[Start of Records for processing]

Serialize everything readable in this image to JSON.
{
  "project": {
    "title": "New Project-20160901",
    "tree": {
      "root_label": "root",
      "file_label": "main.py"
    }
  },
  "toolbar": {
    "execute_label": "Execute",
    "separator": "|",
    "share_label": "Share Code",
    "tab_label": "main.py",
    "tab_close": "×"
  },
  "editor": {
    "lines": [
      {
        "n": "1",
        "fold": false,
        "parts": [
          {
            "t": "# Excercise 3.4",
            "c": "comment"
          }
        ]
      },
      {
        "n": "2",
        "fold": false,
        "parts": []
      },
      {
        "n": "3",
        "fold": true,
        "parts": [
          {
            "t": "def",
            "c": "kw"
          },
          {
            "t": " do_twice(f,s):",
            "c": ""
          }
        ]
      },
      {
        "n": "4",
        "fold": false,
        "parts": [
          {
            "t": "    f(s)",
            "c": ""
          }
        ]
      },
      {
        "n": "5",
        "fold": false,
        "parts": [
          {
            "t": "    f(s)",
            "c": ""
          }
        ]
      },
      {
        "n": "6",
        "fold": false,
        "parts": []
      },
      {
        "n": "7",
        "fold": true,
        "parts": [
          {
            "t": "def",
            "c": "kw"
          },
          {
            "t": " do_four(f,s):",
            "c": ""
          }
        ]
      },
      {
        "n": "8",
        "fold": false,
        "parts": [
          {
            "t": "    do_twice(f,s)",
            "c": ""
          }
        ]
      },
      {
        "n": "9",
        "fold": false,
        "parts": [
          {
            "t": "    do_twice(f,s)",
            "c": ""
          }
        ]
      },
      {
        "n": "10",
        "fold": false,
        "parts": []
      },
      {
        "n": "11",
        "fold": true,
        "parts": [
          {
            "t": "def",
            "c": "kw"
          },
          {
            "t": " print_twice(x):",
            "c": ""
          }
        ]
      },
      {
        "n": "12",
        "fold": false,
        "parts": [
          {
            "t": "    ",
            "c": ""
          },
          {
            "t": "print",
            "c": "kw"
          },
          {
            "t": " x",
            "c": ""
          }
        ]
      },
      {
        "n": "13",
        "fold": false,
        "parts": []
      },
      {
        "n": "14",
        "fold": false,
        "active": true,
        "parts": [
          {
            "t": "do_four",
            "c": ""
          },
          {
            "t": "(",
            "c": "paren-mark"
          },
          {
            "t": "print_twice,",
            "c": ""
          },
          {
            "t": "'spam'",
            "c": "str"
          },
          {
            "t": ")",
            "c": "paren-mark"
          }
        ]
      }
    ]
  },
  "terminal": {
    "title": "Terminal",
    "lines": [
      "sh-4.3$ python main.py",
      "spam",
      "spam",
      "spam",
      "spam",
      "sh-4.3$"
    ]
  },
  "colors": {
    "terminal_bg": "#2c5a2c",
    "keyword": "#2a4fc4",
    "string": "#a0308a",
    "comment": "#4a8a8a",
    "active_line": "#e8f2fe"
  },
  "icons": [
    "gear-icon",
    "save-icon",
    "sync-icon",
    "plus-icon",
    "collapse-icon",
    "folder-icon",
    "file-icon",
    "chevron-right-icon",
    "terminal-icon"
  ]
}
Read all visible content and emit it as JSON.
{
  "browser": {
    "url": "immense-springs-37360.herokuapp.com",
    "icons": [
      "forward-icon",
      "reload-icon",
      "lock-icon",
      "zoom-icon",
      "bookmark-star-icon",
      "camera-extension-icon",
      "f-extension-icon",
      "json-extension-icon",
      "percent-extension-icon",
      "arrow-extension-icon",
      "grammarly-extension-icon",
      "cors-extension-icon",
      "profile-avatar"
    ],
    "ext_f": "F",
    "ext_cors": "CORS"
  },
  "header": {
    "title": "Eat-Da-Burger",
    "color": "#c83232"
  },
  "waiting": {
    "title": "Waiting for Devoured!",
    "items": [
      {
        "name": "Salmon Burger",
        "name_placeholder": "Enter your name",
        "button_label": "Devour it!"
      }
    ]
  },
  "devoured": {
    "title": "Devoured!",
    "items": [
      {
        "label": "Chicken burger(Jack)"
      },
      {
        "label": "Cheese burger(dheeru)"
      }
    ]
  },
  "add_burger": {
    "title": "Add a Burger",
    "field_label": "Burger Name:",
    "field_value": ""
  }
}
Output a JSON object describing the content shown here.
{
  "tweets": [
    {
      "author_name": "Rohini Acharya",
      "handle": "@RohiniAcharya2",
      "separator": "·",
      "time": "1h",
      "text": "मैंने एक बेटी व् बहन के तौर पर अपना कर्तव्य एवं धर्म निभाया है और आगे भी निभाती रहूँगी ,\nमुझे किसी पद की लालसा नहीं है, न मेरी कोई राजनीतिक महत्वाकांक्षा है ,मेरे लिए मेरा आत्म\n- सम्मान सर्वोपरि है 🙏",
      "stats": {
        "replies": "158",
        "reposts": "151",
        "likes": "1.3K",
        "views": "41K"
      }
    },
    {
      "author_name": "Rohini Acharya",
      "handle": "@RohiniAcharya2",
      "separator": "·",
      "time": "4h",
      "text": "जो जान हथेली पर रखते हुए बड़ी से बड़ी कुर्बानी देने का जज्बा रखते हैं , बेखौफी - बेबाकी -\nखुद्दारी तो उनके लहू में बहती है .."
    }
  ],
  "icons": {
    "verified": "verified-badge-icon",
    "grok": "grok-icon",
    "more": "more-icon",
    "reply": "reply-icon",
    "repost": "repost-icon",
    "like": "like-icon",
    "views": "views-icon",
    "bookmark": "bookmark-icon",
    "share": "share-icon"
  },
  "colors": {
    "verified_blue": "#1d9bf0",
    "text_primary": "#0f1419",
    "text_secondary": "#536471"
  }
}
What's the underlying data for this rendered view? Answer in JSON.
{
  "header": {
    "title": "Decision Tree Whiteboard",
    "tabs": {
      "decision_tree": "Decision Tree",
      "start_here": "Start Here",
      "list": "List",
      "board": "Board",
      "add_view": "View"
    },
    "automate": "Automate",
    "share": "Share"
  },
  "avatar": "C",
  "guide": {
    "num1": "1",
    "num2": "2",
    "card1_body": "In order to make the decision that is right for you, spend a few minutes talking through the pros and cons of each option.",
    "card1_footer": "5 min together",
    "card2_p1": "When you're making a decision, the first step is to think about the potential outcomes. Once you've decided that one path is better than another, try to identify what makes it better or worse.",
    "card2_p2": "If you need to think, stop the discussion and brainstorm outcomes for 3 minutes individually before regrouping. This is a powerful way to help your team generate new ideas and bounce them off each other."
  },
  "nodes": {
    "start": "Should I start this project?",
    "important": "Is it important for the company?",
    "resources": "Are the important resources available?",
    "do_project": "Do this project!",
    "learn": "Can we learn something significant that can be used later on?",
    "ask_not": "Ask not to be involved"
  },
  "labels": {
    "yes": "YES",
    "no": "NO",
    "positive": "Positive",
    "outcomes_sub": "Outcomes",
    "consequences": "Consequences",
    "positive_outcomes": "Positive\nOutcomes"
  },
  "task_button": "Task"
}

[End of Records for processing]

#### Exercise description
Using the entries above, please restate each one word for word.

#### Output below
Serialize everything readable in this image to JSON.
{
  "project": {
    "title": "New Project-20160901",
    "tree": {
      "root_label": "root",
      "file_label": "main.py"
    }
  },
  "toolbar": {
    "execute_label": "Execute",
    "separator": "|",
    "share_label": "Share Code",
    "tab_label": "main.py",
    "tab_close": "×"
  },
  "editor": {
    "lines": [
      {
        "n": "1",
        "fold": false,
        "parts": [
          {
            "t": "# Excercise 3.4",
            "c": "comment"
          }
        ]
      },
      {
        "n": "2",
        "fold": false,
        "parts": []
      },
      {
        "n": "3",
        "fold": true,
        "parts": [
          {
            "t": "def",
            "c": "kw"
          },
          {
            "t": " do_twice(f,s):",
            "c": ""
          }
        ]
      },
      {
        "n": "4",
        "fold": false,
        "parts": [
          {
            "t": "    f(s)",
            "c": ""
          }
        ]
      },
      {
        "n": "5",
        "fold": false,
        "parts": [
          {
            "t": "    f(s)",
            "c": ""
          }
        ]
      },
      {
        "n": "6",
        "fold": false,
        "parts": []
      },
      {
        "n": "7",
        "fold": true,
        "parts": [
          {
            "t": "def",
            "c": "kw"
          },
          {
            "t": " do_four(f,s):",
            "c": ""
          }
        ]
      },
      {
        "n": "8",
        "fold": false,
        "parts": [
          {
            "t": "    do_twice(f,s)",
            "c": ""
          }
        ]
      },
      {
        "n": "9",
        "fold": false,
        "parts": [
          {
            "t": "    do_twice(f,s)",
            "c": ""
          }
        ]
      },
      {
        "n": "10",
        "fold": false,
        "parts": []
      },
      {
        "n": "11",
        "fold": true,
        "parts": [
          {
            "t": "def",
            "c": "kw"
          },
          {
            "t": " print_twice(x):",
            "c": ""
          }
        ]
      },
      {
        "n": "12",
        "fold": false,
        "parts": [
          {
            "t": "    ",
            "c": ""
          },
          {
            "t": "print",
            "c": "kw"
          },
          {
            "t": " x",
            "c": ""
          }
        ]
      },
      {
        "n": "13",
        "fold": false,
        "parts": []
      },
      {
        "n": "14",
        "fold": false,
        "active": true,
        "parts": [
          {
            "t": "do_four",
            "c": ""
          },
          {
            "t": "(",
            "c": "paren-mark"
          },
          {
            "t": "print_twice,",
            "c": ""
          },
          {
            "t": "'spam'",
            "c": "str"
          },
          {
            "t": ")",
            "c": "paren-mark"
          }
        ]
      }
    ]
  },
  "terminal": {
    "title": "Terminal",
    "lines": [
      "sh-4.3$ python main.py",
      "spam",
      "spam",
      "spam",
      "spam",
      "sh-4.3$"
    ]
  },
  "colors": {
    "terminal_bg": "#2c5a2c",
    "keyword": "#2a4fc4",
    "string": "#a0308a",
    "comment": "#4a8a8a",
    "active_line": "#e8f2fe"
  },
  "icons": [
    "gear-icon",
    "save-icon",
    "sync-icon",
    "plus-icon",
    "collapse-icon",
    "folder-icon",
    "file-icon",
    "chevron-right-icon",
    "terminal-icon"
  ]
}
Read all visible content and emit it as JSON.
{
  "browser": {
    "url": "immense-springs-37360.herokuapp.com",
    "icons": [
      "forward-icon",
      "reload-icon",
      "lock-icon",
      "zoom-icon",
      "bookmark-star-icon",
      "camera-extension-icon",
      "f-extension-icon",
      "json-extension-icon",
      "percent-extension-icon",
      "arrow-extension-icon",
      "grammarly-extension-icon",
      "cors-extension-icon",
      "profile-avatar"
    ],
    "ext_f": "F",
    "ext_cors": "CORS"
  },
  "header": {
    "title": "Eat-Da-Burger",
    "color": "#c83232"
  },
  "waiting": {
    "title": "Waiting for Devoured!",
    "items": [
      {
        "name": "Salmon Burger",
        "name_placeholder": "Enter your name",
        "button_label": "Devour it!"
      }
    ]
  },
  "devoured": {
    "title": "Devoured!",
    "items": [
      {
        "label": "Chicken burger(Jack)"
      },
      {
        "label": "Cheese burger(dheeru)"
      }
    ]
  },
  "add_burger": {
    "title": "Add a Burger",
    "field_label": "Burger Name:",
    "field_value": ""
  }
}
Output a JSON object describing the content shown here.
{
  "tweets": [
    {
      "author_name": "Rohini Acharya",
      "handle": "@RohiniAcharya2",
      "separator": "·",
      "time": "1h",
      "text": "मैंने एक बेटी व् बहन के तौर पर अपना कर्तव्य एवं धर्म निभाया है और आगे भी निभाती रहूँगी ,\nमुझे किसी पद की लालसा नहीं है, न मेरी कोई राजनीतिक महत्वाकांक्षा है ,मेरे लिए मेरा आत्म\n- सम्मान सर्वोपरि है 🙏",
      "stats": {
        "replies": "158",
        "reposts": "151",
        "likes": "1.3K",
        "views": "41K"
      }
    },
    {
      "author_name": "Rohini Acharya",
      "handle": "@RohiniAcharya2",
      "separator": "·",
      "time": "4h",
      "text": "जो जान हथेली पर रखते हुए बड़ी से बड़ी कुर्बानी देने का जज्बा रखते हैं , बेखौफी - बेबाकी -\nखुद्दारी तो उनके लहू में बहती है .."
    }
  ],
  "icons": {
    "verified": "verified-badge-icon",
    "grok": "grok-icon",
    "more": "more-icon",
    "reply": "reply-icon",
    "repost": "repost-icon",
    "like": "like-icon",
    "views": "views-icon",
    "bookmark": "bookmark-icon",
    "share": "share-icon"
  },
  "colors": {
    "verified_blue": "#1d9bf0",
    "text_primary": "#0f1419",
    "text_secondary": "#536471"
  }
}
What's the underlying data for this rendered view? Answer in JSON.
{
  "header": {
    "title": "Decision Tree Whiteboard",
    "tabs": {
      "decision_tree": "Decision Tree",
      "start_here": "Start Here",
      "list": "List",
      "board": "Board",
      "add_view": "View"
    },
    "automate": "Automate",
    "share": "Share"
  },
  "avatar": "C",
  "guide": {
    "num1": "1",
    "num2": "2",
    "card1_body": "In order to make the decision that is right for you, spend a few minutes talking through the pros and cons of each option.",
    "card1_footer": "5 min together",
    "card2_p1": "When you're making a decision, the first step is to think about the potential outcomes. Once you've decided that one path is better than another, try to identify what makes it better or worse.",
    "card2_p2": "If you need to think, stop the discussion and brainstorm outcomes for 3 minutes individually before regrouping. This is a powerful way to help your team generate new ideas and bounce them off each other."
  },
  "nodes": {
    "start": "Should I start this project?",
    "important": "Is it important for the company?",
    "resources": "Are the important resources available?",
    "do_project": "Do this project!",
    "learn": "Can we learn something significant that can be used later on?",
    "ask_not": "Ask not to be involved"
  },
  "labels": {
    "yes": "YES",
    "no": "NO",
    "positive": "Positive",
    "outcomes_sub": "Outcomes",
    "consequences": "Consequences",
    "positive_outcomes": "Positive\nOutcomes"
  },
  "task_button": "Task"
}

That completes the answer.